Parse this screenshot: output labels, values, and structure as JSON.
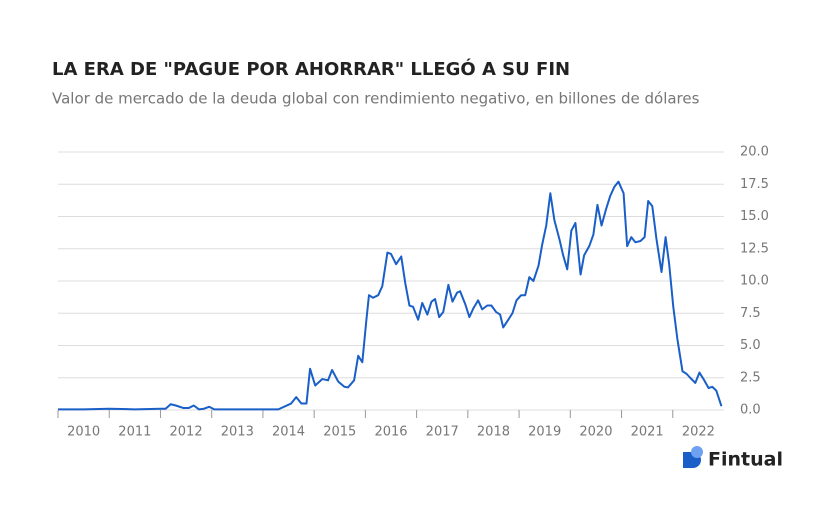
{
  "chart_data": {
    "type": "line",
    "title": "LA ERA DE \"PAGUE POR AHORRAR\" LLEGÓ A SU FIN",
    "subtitle": "Valor de mercado de la deuda global con rendimiento negativo, en billones de dólares",
    "series": [
      {
        "color": "#1a5fc8",
        "x": [
          2010.0,
          2010.5,
          2011.0,
          2011.5,
          2012.0,
          2012.1,
          2012.2,
          2012.3,
          2012.45,
          2012.55,
          2012.65,
          2012.75,
          2012.85,
          2012.95,
          2013.05,
          2013.5,
          2014.0,
          2014.3,
          2014.55,
          2014.65,
          2014.75,
          2014.85,
          2014.92,
          2015.02,
          2015.16,
          2015.27,
          2015.35,
          2015.47,
          2015.59,
          2015.66,
          2015.78,
          2015.86,
          2015.94,
          2016.02,
          2016.07,
          2016.15,
          2016.25,
          2016.33,
          2016.43,
          2016.5,
          2016.6,
          2016.7,
          2016.78,
          2016.86,
          2016.93,
          2017.03,
          2017.11,
          2017.21,
          2017.29,
          2017.36,
          2017.44,
          2017.52,
          2017.62,
          2017.7,
          2017.79,
          2017.85,
          2017.95,
          2018.03,
          2018.11,
          2018.2,
          2018.28,
          2018.38,
          2018.46,
          2018.55,
          2018.63,
          2018.69,
          2018.79,
          2018.87,
          2018.95,
          2019.04,
          2019.12,
          2019.2,
          2019.28,
          2019.38,
          2019.45,
          2019.53,
          2019.61,
          2019.69,
          2019.79,
          2019.86,
          2019.94,
          2020.02,
          2020.1,
          2020.2,
          2020.27,
          2020.37,
          2020.45,
          2020.53,
          2020.61,
          2020.7,
          2020.78,
          2020.86,
          2020.94,
          2021.04,
          2021.11,
          2021.19,
          2021.27,
          2021.37,
          2021.45,
          2021.52,
          2021.6,
          2021.68,
          2021.78,
          2021.86,
          2021.93,
          2022.01,
          2022.09,
          2022.19,
          2022.27,
          2022.34,
          2022.44,
          2022.52,
          2022.6,
          2022.7,
          2022.77,
          2022.85,
          2022.95
        ],
        "values": [
          0.05,
          0.05,
          0.1,
          0.05,
          0.1,
          0.1,
          0.45,
          0.35,
          0.15,
          0.15,
          0.35,
          0.05,
          0.1,
          0.25,
          0.05,
          0.05,
          0.05,
          0.05,
          0.5,
          1.0,
          0.5,
          0.5,
          3.2,
          1.9,
          2.4,
          2.3,
          3.1,
          2.2,
          1.8,
          1.75,
          2.3,
          4.2,
          3.7,
          7.0,
          8.9,
          8.7,
          8.9,
          9.6,
          12.2,
          12.1,
          11.3,
          11.9,
          9.8,
          8.1,
          8.0,
          7.0,
          8.3,
          7.4,
          8.4,
          8.6,
          7.2,
          7.6,
          9.7,
          8.4,
          9.1,
          9.2,
          8.2,
          7.2,
          7.9,
          8.5,
          7.8,
          8.1,
          8.1,
          7.6,
          7.4,
          6.4,
          7.0,
          7.5,
          8.5,
          8.9,
          8.9,
          10.3,
          10.0,
          11.2,
          12.8,
          14.3,
          16.8,
          14.7,
          13.2,
          12.0,
          10.9,
          13.9,
          14.5,
          10.5,
          12.0,
          12.7,
          13.6,
          15.9,
          14.3,
          15.6,
          16.6,
          17.3,
          17.7,
          16.8,
          12.7,
          13.4,
          13.0,
          13.1,
          13.4,
          16.2,
          15.8,
          13.3,
          10.7,
          13.4,
          11.3,
          8.0,
          5.5,
          3.0,
          2.8,
          2.5,
          2.1,
          2.9,
          2.4,
          1.7,
          1.8,
          1.5,
          0.3
        ]
      }
    ],
    "xlim": [
      2010,
      2023
    ],
    "xticks": [
      2010,
      2011,
      2012,
      2013,
      2014,
      2015,
      2016,
      2017,
      2018,
      2019,
      2020,
      2021,
      2022
    ],
    "ylim": [
      0,
      20
    ],
    "yticks": [
      {
        "value": 0,
        "label": "0.0"
      },
      {
        "value": 2.5,
        "label": "2.5"
      },
      {
        "value": 5,
        "label": "5.0"
      },
      {
        "value": 7.5,
        "label": "7.5"
      },
      {
        "value": 10,
        "label": "10.0"
      },
      {
        "value": 12.5,
        "label": "12.5"
      },
      {
        "value": 15,
        "label": "15.0"
      },
      {
        "value": 17.5,
        "label": "17.5"
      },
      {
        "value": 20,
        "label": "20.0"
      }
    ],
    "grid": true
  },
  "brand": "Fintual"
}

__What is expected__: Ignore the images and quote every line of the listing exactly.

__Correct answer__:
Parse this screenshot: output labels, values, and structure as JSON.
{
  "chart_data": {
    "type": "line",
    "title": "LA ERA DE \"PAGUE POR AHORRAR\" LLEGÓ A SU FIN",
    "subtitle": "Valor de mercado de la deuda global con rendimiento negativo, en billones de dólares",
    "series": [
      {
        "color": "#1a5fc8",
        "x": [
          2010.0,
          2010.5,
          2011.0,
          2011.5,
          2012.0,
          2012.1,
          2012.2,
          2012.3,
          2012.45,
          2012.55,
          2012.65,
          2012.75,
          2012.85,
          2012.95,
          2013.05,
          2013.5,
          2014.0,
          2014.3,
          2014.55,
          2014.65,
          2014.75,
          2014.85,
          2014.92,
          2015.02,
          2015.16,
          2015.27,
          2015.35,
          2015.47,
          2015.59,
          2015.66,
          2015.78,
          2015.86,
          2015.94,
          2016.02,
          2016.07,
          2016.15,
          2016.25,
          2016.33,
          2016.43,
          2016.5,
          2016.6,
          2016.7,
          2016.78,
          2016.86,
          2016.93,
          2017.03,
          2017.11,
          2017.21,
          2017.29,
          2017.36,
          2017.44,
          2017.52,
          2017.62,
          2017.7,
          2017.79,
          2017.85,
          2017.95,
          2018.03,
          2018.11,
          2018.2,
          2018.28,
          2018.38,
          2018.46,
          2018.55,
          2018.63,
          2018.69,
          2018.79,
          2018.87,
          2018.95,
          2019.04,
          2019.12,
          2019.2,
          2019.28,
          2019.38,
          2019.45,
          2019.53,
          2019.61,
          2019.69,
          2019.79,
          2019.86,
          2019.94,
          2020.02,
          2020.1,
          2020.2,
          2020.27,
          2020.37,
          2020.45,
          2020.53,
          2020.61,
          2020.7,
          2020.78,
          2020.86,
          2020.94,
          2021.04,
          2021.11,
          2021.19,
          2021.27,
          2021.37,
          2021.45,
          2021.52,
          2021.6,
          2021.68,
          2021.78,
          2021.86,
          2021.93,
          2022.01,
          2022.09,
          2022.19,
          2022.27,
          2022.34,
          2022.44,
          2022.52,
          2022.6,
          2022.7,
          2022.77,
          2022.85,
          2022.95
        ],
        "values": [
          0.05,
          0.05,
          0.1,
          0.05,
          0.1,
          0.1,
          0.45,
          0.35,
          0.15,
          0.15,
          0.35,
          0.05,
          0.1,
          0.25,
          0.05,
          0.05,
          0.05,
          0.05,
          0.5,
          1.0,
          0.5,
          0.5,
          3.2,
          1.9,
          2.4,
          2.3,
          3.1,
          2.2,
          1.8,
          1.75,
          2.3,
          4.2,
          3.7,
          7.0,
          8.9,
          8.7,
          8.9,
          9.6,
          12.2,
          12.1,
          11.3,
          11.9,
          9.8,
          8.1,
          8.0,
          7.0,
          8.3,
          7.4,
          8.4,
          8.6,
          7.2,
          7.6,
          9.7,
          8.4,
          9.1,
          9.2,
          8.2,
          7.2,
          7.9,
          8.5,
          7.8,
          8.1,
          8.1,
          7.6,
          7.4,
          6.4,
          7.0,
          7.5,
          8.5,
          8.9,
          8.9,
          10.3,
          10.0,
          11.2,
          12.8,
          14.3,
          16.8,
          14.7,
          13.2,
          12.0,
          10.9,
          13.9,
          14.5,
          10.5,
          12.0,
          12.7,
          13.6,
          15.9,
          14.3,
          15.6,
          16.6,
          17.3,
          17.7,
          16.8,
          12.7,
          13.4,
          13.0,
          13.1,
          13.4,
          16.2,
          15.8,
          13.3,
          10.7,
          13.4,
          11.3,
          8.0,
          5.5,
          3.0,
          2.8,
          2.5,
          2.1,
          2.9,
          2.4,
          1.7,
          1.8,
          1.5,
          0.3
        ]
      }
    ],
    "xlim": [
      2010,
      2023
    ],
    "xticks": [
      2010,
      2011,
      2012,
      2013,
      2014,
      2015,
      2016,
      2017,
      2018,
      2019,
      2020,
      2021,
      2022
    ],
    "ylim": [
      0,
      20
    ],
    "yticks": [
      {
        "value": 0,
        "label": "0.0"
      },
      {
        "value": 2.5,
        "label": "2.5"
      },
      {
        "value": 5,
        "label": "5.0"
      },
      {
        "value": 7.5,
        "label": "7.5"
      },
      {
        "value": 10,
        "label": "10.0"
      },
      {
        "value": 12.5,
        "label": "12.5"
      },
      {
        "value": 15,
        "label": "15.0"
      },
      {
        "value": 17.5,
        "label": "17.5"
      },
      {
        "value": 20,
        "label": "20.0"
      }
    ],
    "grid": true
  },
  "brand": "Fintual"
}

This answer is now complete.